▶ WHAT THIS TASK INVOLVES
Locate every line in the records below that contains the word "Environmental", and copy each one.

------ SOURCE DATA

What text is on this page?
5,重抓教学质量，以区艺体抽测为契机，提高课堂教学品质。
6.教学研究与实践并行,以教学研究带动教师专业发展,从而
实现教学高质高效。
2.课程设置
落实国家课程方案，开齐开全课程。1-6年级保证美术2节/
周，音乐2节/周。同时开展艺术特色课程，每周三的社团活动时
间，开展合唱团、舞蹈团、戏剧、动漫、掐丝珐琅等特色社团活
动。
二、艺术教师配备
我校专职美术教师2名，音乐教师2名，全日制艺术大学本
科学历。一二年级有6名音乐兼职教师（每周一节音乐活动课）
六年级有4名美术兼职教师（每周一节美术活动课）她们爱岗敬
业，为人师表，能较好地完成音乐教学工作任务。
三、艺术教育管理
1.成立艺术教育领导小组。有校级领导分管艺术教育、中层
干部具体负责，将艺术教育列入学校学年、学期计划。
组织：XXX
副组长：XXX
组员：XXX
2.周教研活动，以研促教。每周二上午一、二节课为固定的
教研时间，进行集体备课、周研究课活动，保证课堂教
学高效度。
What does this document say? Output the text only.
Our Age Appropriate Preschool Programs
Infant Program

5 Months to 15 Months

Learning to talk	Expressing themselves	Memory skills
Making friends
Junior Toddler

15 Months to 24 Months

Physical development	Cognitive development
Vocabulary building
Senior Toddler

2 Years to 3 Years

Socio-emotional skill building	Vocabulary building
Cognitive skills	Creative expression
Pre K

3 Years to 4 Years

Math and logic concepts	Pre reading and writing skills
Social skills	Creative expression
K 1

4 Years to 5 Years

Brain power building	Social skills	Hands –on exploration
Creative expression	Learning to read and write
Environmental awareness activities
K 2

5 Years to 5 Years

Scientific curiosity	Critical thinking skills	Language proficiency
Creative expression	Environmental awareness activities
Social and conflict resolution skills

------------

▶ SOLUTION
Environmental awareness activities
Creative expression	Environmental awareness activities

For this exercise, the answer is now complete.